What needs to be done: Scan the lines below; pull out those with "Voltage".

Given entries:

= = =

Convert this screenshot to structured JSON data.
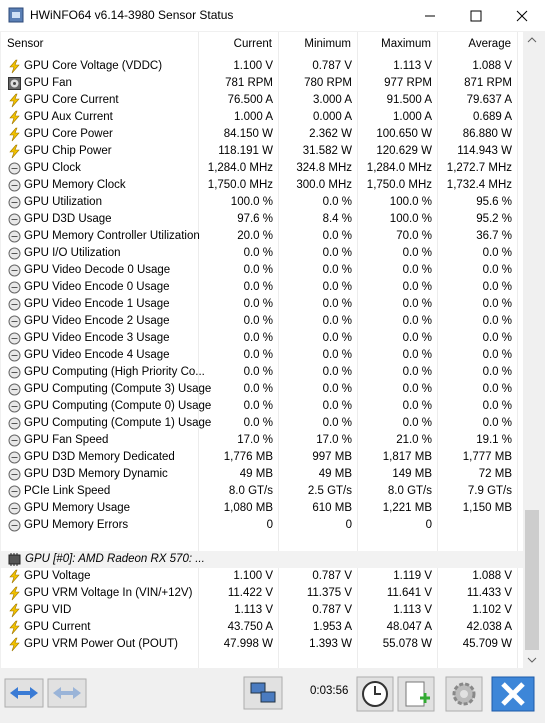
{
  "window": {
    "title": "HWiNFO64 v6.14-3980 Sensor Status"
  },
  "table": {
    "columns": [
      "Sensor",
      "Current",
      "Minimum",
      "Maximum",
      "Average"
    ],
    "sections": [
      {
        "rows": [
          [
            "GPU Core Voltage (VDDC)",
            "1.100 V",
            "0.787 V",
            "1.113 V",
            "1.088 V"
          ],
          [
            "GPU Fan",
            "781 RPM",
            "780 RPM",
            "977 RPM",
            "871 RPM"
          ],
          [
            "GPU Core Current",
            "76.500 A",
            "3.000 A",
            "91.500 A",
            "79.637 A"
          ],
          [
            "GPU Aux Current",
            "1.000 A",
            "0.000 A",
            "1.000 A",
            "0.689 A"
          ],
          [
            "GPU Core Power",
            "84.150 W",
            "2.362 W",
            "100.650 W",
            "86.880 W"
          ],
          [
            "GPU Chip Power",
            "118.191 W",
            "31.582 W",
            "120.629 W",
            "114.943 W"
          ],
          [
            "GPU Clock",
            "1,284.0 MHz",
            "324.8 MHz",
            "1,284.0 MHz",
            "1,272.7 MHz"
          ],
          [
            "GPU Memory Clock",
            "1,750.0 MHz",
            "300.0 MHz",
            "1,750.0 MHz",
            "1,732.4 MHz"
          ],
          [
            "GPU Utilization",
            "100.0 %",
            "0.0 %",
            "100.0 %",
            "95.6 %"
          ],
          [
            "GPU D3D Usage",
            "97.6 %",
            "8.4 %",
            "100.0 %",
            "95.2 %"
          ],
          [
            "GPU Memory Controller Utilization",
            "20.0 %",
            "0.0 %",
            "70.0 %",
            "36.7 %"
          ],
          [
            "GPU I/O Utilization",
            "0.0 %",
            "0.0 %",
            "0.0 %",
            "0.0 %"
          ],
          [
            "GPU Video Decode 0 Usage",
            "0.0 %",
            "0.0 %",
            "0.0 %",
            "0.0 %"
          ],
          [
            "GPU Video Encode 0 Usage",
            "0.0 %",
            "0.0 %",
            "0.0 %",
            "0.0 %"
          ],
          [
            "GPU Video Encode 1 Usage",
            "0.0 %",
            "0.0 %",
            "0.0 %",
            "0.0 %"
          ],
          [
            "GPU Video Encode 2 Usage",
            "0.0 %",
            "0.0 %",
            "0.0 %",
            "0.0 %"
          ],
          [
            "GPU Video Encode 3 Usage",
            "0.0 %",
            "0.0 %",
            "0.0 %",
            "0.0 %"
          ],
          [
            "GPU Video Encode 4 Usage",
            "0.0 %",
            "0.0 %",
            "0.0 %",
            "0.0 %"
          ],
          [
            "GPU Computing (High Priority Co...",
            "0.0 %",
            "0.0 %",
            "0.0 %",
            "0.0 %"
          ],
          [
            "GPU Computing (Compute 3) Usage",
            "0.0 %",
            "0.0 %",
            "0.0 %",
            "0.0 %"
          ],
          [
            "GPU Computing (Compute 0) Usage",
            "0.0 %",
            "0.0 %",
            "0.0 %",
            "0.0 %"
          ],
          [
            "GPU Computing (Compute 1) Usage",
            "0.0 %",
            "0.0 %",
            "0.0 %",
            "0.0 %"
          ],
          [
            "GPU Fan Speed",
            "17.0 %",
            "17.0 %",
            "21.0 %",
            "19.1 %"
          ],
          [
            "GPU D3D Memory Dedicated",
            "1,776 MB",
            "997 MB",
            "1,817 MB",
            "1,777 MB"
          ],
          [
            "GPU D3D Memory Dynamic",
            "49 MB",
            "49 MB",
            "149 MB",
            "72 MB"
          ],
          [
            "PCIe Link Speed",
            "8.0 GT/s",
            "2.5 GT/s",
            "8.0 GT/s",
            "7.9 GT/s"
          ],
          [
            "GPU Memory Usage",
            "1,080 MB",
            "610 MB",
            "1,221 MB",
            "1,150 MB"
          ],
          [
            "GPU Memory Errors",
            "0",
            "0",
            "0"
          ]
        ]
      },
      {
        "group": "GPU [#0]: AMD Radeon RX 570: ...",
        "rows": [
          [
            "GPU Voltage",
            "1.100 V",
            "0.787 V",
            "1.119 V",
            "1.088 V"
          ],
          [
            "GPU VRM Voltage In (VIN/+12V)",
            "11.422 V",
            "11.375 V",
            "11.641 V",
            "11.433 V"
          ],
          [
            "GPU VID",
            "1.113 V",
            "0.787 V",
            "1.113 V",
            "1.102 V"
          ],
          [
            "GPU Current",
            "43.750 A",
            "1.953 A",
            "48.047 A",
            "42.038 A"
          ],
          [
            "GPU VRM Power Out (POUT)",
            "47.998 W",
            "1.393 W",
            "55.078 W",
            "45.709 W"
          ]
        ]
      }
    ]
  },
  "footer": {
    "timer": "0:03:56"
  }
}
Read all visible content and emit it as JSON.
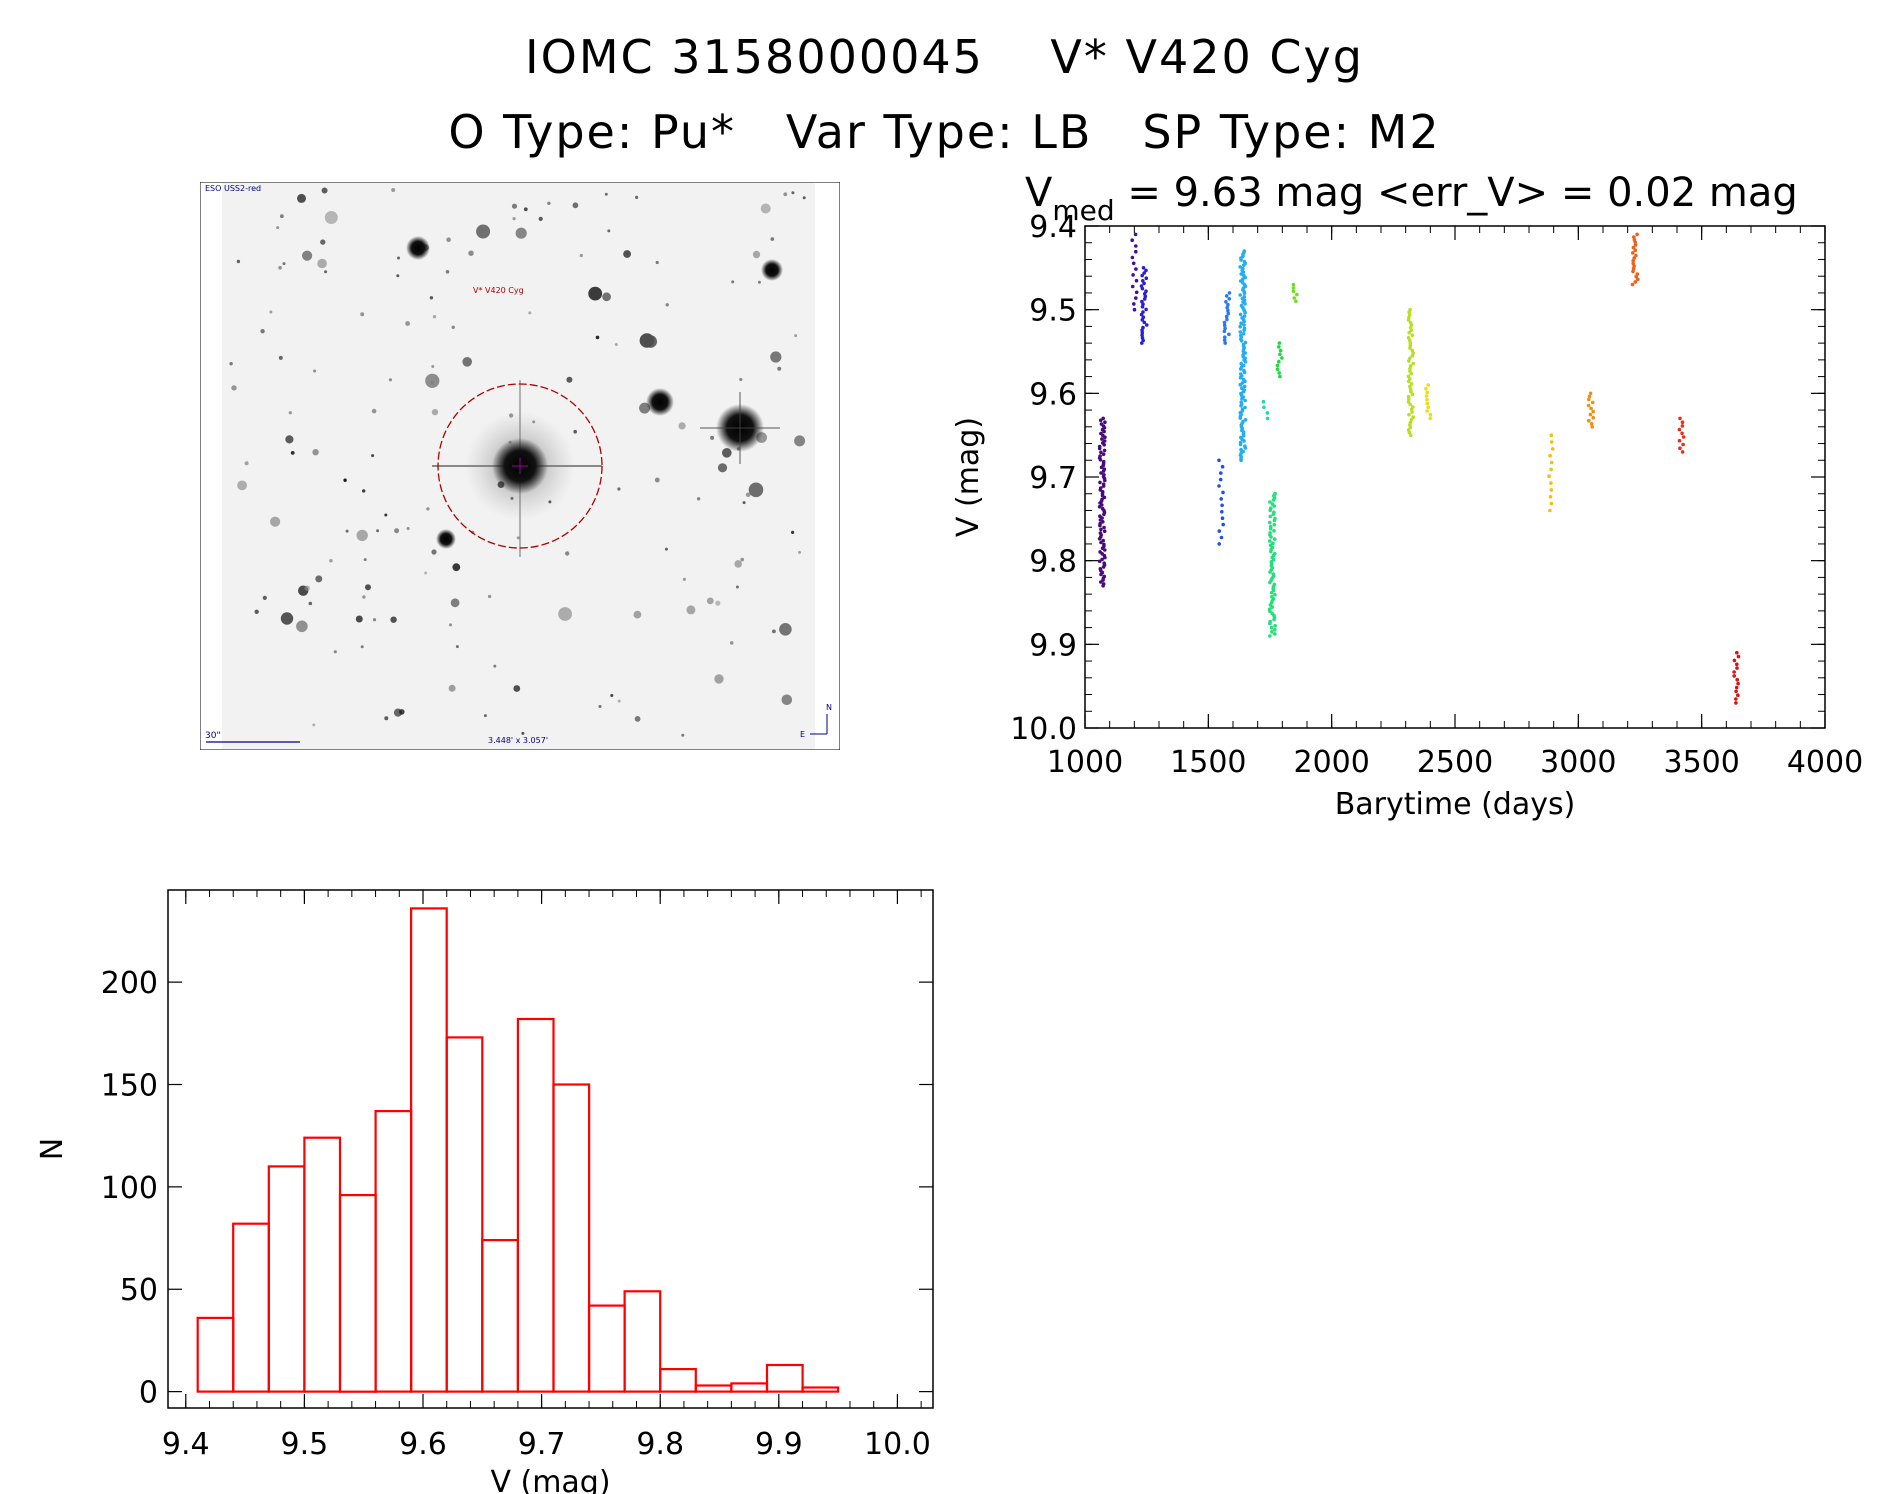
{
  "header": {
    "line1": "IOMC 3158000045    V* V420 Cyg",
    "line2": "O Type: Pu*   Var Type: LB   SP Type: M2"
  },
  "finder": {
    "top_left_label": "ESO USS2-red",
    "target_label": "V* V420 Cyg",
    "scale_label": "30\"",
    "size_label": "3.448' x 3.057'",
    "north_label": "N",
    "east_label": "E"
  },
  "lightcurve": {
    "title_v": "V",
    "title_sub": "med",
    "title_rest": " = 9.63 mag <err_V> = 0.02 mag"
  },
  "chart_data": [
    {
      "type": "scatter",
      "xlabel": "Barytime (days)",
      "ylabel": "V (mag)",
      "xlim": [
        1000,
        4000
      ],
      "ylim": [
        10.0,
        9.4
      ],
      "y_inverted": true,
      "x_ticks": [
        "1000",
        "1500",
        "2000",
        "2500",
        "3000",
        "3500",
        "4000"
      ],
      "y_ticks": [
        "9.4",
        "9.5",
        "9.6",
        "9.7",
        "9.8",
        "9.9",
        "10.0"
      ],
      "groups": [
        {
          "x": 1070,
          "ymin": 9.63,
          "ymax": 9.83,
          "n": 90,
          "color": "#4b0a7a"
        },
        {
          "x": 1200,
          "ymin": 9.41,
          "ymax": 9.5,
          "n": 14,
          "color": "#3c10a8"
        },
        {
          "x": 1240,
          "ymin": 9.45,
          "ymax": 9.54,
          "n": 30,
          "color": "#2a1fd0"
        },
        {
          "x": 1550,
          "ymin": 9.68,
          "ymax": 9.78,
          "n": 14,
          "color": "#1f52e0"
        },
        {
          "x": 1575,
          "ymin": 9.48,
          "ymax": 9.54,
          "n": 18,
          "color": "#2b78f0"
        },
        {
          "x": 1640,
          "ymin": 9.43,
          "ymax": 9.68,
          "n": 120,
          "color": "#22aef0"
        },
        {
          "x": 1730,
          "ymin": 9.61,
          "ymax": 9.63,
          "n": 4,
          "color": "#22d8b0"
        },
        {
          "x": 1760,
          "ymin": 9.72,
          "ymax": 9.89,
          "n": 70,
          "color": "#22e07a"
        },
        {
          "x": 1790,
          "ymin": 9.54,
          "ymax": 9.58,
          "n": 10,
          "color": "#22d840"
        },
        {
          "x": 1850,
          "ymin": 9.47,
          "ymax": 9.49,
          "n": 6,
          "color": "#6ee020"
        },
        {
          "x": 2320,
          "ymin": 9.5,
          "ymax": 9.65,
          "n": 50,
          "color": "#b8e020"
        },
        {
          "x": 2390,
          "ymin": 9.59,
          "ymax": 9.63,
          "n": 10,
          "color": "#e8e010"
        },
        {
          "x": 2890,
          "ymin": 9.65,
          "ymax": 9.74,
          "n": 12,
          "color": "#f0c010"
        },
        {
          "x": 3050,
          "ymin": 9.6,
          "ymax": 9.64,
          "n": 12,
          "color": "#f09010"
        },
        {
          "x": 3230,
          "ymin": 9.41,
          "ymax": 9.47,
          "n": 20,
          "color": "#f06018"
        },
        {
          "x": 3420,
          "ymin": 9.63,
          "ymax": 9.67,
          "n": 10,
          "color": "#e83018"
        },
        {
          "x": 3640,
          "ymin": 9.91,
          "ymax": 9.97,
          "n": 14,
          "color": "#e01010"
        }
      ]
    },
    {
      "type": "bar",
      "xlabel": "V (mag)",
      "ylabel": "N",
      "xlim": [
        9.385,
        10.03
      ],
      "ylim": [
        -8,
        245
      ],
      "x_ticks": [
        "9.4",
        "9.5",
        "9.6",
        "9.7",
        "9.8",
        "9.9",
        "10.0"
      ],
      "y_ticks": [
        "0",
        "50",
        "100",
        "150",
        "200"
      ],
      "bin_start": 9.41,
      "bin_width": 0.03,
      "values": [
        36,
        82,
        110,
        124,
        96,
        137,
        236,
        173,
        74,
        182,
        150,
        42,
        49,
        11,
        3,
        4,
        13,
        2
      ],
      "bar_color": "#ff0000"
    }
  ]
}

= = =

The output:
            "GPU Core Voltage (VDDC)",
            "GPU Voltage",
            "GPU VRM Voltage In (VIN/+12V)",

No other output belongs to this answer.